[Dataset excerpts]
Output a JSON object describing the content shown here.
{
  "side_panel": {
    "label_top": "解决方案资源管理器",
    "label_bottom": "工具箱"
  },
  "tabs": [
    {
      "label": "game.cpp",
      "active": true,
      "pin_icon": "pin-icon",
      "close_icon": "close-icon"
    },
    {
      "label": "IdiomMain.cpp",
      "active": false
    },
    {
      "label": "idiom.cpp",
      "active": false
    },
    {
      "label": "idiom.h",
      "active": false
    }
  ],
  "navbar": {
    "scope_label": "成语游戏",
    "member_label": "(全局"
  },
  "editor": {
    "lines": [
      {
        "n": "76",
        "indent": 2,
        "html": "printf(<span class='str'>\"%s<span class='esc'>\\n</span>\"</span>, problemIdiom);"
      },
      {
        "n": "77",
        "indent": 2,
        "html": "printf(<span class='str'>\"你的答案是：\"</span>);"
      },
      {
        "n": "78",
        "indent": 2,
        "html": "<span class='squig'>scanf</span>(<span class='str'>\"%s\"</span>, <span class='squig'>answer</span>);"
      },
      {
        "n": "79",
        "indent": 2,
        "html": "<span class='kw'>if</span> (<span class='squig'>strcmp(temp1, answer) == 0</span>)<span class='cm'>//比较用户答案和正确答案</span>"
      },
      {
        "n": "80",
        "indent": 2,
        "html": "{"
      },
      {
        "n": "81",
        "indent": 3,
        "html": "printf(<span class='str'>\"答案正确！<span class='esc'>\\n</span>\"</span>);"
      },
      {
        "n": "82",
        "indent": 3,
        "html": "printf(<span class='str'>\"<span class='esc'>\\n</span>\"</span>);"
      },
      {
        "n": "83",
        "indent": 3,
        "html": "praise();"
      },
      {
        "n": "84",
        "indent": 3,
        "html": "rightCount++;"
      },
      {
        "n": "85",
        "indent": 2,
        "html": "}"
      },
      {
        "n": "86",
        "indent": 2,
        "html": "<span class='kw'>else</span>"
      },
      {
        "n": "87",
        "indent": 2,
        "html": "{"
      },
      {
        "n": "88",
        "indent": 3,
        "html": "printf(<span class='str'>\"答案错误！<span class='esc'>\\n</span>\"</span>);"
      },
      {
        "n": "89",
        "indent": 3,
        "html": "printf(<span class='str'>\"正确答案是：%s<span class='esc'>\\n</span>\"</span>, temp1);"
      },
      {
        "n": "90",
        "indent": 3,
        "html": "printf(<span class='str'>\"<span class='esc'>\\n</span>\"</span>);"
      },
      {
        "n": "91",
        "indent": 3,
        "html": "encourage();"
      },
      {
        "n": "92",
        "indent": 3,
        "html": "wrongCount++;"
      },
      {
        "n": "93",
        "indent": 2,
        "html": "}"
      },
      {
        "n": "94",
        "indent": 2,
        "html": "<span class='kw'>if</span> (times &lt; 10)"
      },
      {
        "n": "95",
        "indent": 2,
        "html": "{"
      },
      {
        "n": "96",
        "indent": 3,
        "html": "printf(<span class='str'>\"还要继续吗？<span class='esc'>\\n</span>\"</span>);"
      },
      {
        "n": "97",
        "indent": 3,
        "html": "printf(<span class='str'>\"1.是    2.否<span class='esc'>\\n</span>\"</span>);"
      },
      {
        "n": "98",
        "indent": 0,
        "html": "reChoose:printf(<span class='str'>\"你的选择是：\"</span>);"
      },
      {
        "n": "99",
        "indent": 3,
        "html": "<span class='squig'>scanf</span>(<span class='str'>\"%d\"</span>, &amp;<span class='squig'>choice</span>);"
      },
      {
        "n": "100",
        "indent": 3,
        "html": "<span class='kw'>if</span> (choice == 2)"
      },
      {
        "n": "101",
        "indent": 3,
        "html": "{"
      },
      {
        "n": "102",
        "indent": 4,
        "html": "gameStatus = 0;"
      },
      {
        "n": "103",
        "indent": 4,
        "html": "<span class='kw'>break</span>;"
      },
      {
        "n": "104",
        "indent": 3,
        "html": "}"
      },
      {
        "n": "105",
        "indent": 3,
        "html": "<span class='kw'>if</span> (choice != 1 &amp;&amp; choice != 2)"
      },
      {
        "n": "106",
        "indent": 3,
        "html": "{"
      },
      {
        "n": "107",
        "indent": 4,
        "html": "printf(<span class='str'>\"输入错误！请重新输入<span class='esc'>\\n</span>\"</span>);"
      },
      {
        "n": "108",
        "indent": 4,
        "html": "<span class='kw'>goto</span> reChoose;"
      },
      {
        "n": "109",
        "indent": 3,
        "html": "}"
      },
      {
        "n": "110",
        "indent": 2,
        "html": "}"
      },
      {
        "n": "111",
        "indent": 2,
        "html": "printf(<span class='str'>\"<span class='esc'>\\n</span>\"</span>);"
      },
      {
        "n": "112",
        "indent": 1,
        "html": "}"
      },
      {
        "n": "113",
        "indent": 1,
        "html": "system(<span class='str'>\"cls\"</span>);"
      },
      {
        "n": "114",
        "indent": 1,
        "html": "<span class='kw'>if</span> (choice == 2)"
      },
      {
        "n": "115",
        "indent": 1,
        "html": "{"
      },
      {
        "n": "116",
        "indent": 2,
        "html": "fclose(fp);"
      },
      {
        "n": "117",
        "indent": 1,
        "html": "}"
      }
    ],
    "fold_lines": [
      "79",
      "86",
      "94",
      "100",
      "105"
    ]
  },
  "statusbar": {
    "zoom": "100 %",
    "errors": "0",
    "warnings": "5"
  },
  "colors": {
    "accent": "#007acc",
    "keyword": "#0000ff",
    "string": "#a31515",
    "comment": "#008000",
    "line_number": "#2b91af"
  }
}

--- What to work on ---
Go through the material above and copy each line that has the word "scanf".

--- Written response ---
        "html": "<span class='squig'>scanf</span>(<span class='str'>\"%s\"</span>, <span class='squig'>answer</span>);"
        "html": "<span class='squig'>scanf</span>(<span class='str'>\"%d\"</span>, &amp;<span class='squig'>choice</span>);"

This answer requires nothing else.